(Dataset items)
-=-=-
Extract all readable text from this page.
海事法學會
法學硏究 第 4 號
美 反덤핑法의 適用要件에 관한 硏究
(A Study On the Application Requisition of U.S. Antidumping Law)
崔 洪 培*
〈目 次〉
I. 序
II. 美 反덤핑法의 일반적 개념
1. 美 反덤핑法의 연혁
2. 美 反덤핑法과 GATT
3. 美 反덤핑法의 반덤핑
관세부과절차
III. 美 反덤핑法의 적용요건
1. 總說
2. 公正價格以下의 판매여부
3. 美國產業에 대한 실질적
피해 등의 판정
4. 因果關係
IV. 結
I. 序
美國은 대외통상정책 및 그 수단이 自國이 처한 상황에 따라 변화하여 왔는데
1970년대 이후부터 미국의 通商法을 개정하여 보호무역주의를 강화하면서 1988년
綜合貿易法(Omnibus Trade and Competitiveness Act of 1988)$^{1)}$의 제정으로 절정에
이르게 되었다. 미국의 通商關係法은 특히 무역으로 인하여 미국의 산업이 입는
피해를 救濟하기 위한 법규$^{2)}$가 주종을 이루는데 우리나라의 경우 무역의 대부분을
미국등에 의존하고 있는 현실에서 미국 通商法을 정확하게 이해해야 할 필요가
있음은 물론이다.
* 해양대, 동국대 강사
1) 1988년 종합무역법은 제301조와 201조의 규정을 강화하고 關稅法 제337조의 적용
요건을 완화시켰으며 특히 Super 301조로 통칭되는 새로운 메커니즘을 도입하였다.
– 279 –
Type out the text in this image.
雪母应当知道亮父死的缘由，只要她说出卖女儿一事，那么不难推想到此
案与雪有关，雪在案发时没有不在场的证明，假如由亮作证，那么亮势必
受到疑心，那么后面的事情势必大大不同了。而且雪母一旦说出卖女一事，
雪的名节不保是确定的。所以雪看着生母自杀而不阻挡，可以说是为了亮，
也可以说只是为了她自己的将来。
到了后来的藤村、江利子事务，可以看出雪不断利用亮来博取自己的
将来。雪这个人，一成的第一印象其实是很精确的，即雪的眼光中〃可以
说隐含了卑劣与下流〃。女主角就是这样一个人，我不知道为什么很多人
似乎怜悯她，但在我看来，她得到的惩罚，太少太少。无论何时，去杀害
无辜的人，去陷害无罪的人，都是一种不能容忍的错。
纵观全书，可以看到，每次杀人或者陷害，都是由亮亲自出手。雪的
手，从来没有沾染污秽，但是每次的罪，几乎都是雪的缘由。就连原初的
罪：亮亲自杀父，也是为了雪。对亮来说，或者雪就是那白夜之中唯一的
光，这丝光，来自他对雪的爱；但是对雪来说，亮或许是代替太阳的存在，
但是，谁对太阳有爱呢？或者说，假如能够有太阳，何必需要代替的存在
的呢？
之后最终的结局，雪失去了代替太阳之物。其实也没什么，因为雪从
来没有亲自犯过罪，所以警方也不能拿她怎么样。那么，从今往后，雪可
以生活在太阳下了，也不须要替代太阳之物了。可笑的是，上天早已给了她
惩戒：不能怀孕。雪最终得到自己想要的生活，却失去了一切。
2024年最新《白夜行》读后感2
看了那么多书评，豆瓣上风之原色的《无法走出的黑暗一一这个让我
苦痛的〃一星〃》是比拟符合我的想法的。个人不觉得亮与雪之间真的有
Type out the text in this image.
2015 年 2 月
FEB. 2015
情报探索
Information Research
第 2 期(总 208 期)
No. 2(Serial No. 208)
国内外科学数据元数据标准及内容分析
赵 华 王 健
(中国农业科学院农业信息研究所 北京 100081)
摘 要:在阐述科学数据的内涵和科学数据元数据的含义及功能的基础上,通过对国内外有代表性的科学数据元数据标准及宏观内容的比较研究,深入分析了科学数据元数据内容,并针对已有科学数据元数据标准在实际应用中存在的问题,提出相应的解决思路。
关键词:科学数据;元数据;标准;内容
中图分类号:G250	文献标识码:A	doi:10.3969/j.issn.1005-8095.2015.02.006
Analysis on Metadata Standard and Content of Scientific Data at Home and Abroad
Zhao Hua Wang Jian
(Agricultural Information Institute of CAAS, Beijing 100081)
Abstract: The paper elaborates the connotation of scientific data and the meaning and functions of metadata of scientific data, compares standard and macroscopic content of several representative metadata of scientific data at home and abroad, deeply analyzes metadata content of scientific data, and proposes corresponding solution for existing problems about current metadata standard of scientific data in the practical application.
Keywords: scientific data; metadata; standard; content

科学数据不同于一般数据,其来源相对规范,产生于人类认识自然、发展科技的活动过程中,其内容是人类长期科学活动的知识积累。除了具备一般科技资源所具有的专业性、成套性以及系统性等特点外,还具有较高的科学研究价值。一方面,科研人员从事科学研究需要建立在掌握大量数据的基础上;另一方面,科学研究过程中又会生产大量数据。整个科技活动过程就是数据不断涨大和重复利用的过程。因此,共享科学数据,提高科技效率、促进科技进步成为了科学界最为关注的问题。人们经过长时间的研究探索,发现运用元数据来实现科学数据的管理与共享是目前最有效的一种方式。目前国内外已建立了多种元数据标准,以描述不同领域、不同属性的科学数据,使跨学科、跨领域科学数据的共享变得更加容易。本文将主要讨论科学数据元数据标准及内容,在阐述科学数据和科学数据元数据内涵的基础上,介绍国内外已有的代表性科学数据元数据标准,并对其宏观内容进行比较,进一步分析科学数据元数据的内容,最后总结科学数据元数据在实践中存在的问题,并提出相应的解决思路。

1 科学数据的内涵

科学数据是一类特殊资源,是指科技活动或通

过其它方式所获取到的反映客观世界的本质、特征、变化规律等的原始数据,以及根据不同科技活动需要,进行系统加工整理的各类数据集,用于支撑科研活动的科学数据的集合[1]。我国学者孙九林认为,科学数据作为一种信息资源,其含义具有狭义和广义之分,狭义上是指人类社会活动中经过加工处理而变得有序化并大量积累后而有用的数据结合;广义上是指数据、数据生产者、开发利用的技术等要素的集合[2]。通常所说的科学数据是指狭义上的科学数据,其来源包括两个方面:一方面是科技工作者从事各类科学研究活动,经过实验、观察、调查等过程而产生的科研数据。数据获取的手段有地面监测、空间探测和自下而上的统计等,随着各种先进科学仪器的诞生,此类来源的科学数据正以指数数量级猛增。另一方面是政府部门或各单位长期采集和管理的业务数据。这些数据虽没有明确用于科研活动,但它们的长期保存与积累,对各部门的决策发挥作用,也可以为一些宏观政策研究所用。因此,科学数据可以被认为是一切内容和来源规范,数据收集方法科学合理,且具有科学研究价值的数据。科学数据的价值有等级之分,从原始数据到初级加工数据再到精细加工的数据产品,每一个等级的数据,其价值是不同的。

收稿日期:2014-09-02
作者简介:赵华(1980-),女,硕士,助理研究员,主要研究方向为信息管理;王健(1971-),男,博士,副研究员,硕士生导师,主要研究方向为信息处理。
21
-=-=-
__TASK__. Return every line containing "反덤핑法의".

__REPLY__.
美 反덤핑法의 適用要件에 관한 硏究
II. 美 反덤핑法의 일반적 개념
1. 美 反덤핑法의 연혁
3. 美 反덤핑法의 반덤핑
III. 美 反덤핑法의 적용요건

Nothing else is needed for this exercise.